» **Task directions**
Your task is to restate the data word for word.

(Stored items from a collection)
_ _ _ _ _
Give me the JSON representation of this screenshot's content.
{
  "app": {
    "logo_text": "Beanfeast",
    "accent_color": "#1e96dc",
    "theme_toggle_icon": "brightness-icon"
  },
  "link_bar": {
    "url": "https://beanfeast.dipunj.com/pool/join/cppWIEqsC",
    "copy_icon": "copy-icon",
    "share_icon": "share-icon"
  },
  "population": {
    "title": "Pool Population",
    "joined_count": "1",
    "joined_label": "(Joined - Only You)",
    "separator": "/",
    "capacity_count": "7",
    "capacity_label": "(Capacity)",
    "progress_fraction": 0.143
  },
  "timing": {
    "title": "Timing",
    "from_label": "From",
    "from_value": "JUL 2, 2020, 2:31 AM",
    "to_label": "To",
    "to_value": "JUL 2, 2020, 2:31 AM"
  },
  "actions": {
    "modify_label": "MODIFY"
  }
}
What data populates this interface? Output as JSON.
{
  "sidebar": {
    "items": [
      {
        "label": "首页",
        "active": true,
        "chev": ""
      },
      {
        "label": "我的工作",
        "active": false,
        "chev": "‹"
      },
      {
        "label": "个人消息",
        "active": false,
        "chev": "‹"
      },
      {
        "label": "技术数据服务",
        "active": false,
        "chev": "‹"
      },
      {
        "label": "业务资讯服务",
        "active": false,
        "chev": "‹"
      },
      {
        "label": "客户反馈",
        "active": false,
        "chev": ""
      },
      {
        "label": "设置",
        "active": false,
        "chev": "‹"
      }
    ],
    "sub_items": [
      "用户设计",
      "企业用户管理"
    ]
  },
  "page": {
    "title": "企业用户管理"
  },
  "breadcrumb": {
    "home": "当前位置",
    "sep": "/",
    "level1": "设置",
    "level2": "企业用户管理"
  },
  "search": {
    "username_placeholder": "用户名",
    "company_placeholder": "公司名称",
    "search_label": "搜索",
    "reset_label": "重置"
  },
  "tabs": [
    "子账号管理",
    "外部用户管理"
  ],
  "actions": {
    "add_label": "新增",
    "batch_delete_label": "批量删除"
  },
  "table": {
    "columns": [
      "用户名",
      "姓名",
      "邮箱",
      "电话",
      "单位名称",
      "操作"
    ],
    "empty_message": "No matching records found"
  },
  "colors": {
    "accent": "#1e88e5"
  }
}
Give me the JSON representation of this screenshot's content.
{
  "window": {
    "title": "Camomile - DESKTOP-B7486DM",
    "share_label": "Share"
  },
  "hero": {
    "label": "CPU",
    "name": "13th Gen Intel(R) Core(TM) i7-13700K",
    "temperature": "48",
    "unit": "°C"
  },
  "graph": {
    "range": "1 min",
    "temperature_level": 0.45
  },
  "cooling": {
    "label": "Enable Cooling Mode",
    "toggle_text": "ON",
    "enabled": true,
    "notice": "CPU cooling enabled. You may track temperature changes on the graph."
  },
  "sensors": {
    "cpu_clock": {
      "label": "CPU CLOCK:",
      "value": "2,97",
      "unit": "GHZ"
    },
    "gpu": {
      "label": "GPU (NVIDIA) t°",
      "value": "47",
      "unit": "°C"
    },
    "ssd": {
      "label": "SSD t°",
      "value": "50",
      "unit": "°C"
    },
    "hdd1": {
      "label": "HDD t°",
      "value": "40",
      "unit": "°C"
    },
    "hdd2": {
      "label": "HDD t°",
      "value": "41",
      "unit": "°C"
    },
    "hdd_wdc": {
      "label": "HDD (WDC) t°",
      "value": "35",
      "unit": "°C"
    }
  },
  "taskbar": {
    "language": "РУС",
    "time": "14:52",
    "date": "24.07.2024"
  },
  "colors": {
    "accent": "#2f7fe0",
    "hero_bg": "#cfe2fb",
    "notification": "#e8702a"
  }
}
_ _ _ _ _
» **Final result**
Give me the JSON representation of this screenshot's content.
{
  "app": {
    "logo_text": "Beanfeast",
    "accent_color": "#1e96dc",
    "theme_toggle_icon": "brightness-icon"
  },
  "link_bar": {
    "url": "https://beanfeast.dipunj.com/pool/join/cppWIEqsC",
    "copy_icon": "copy-icon",
    "share_icon": "share-icon"
  },
  "population": {
    "title": "Pool Population",
    "joined_count": "1",
    "joined_label": "(Joined - Only You)",
    "separator": "/",
    "capacity_count": "7",
    "capacity_label": "(Capacity)",
    "progress_fraction": 0.143
  },
  "timing": {
    "title": "Timing",
    "from_label": "From",
    "from_value": "JUL 2, 2020, 2:31 AM",
    "to_label": "To",
    "to_value": "JUL 2, 2020, 2:31 AM"
  },
  "actions": {
    "modify_label": "MODIFY"
  }
}
What data populates this interface? Output as JSON.
{
  "sidebar": {
    "items": [
      {
        "label": "首页",
        "active": true,
        "chev": ""
      },
      {
        "label": "我的工作",
        "active": false,
        "chev": "‹"
      },
      {
        "label": "个人消息",
        "active": false,
        "chev": "‹"
      },
      {
        "label": "技术数据服务",
        "active": false,
        "chev": "‹"
      },
      {
        "label": "业务资讯服务",
        "active": false,
        "chev": "‹"
      },
      {
        "label": "客户反馈",
        "active": false,
        "chev": ""
      },
      {
        "label": "设置",
        "active": false,
        "chev": "‹"
      }
    ],
    "sub_items": [
      "用户设计",
      "企业用户管理"
    ]
  },
  "page": {
    "title": "企业用户管理"
  },
  "breadcrumb": {
    "home": "当前位置",
    "sep": "/",
    "level1": "设置",
    "level2": "企业用户管理"
  },
  "search": {
    "username_placeholder": "用户名",
    "company_placeholder": "公司名称",
    "search_label": "搜索",
    "reset_label": "重置"
  },
  "tabs": [
    "子账号管理",
    "外部用户管理"
  ],
  "actions": {
    "add_label": "新增",
    "batch_delete_label": "批量删除"
  },
  "table": {
    "columns": [
      "用户名",
      "姓名",
      "邮箱",
      "电话",
      "单位名称",
      "操作"
    ],
    "empty_message": "No matching records found"
  },
  "colors": {
    "accent": "#1e88e5"
  }
}
Give me the JSON representation of this screenshot's content.
{
  "window": {
    "title": "Camomile - DESKTOP-B7486DM",
    "share_label": "Share"
  },
  "hero": {
    "label": "CPU",
    "name": "13th Gen Intel(R) Core(TM) i7-13700K",
    "temperature": "48",
    "unit": "°C"
  },
  "graph": {
    "range": "1 min",
    "temperature_level": 0.45
  },
  "cooling": {
    "label": "Enable Cooling Mode",
    "toggle_text": "ON",
    "enabled": true,
    "notice": "CPU cooling enabled. You may track temperature changes on the graph."
  },
  "sensors": {
    "cpu_clock": {
      "label": "CPU CLOCK:",
      "value": "2,97",
      "unit": "GHZ"
    },
    "gpu": {
      "label": "GPU (NVIDIA) t°",
      "value": "47",
      "unit": "°C"
    },
    "ssd": {
      "label": "SSD t°",
      "value": "50",
      "unit": "°C"
    },
    "hdd1": {
      "label": "HDD t°",
      "value": "40",
      "unit": "°C"
    },
    "hdd2": {
      "label": "HDD t°",
      "value": "41",
      "unit": "°C"
    },
    "hdd_wdc": {
      "label": "HDD (WDC) t°",
      "value": "35",
      "unit": "°C"
    }
  },
  "taskbar": {
    "language": "РУС",
    "time": "14:52",
    "date": "24.07.2024"
  },
  "colors": {
    "accent": "#2f7fe0",
    "hero_bg": "#cfe2fb",
    "notification": "#e8702a"
  }
}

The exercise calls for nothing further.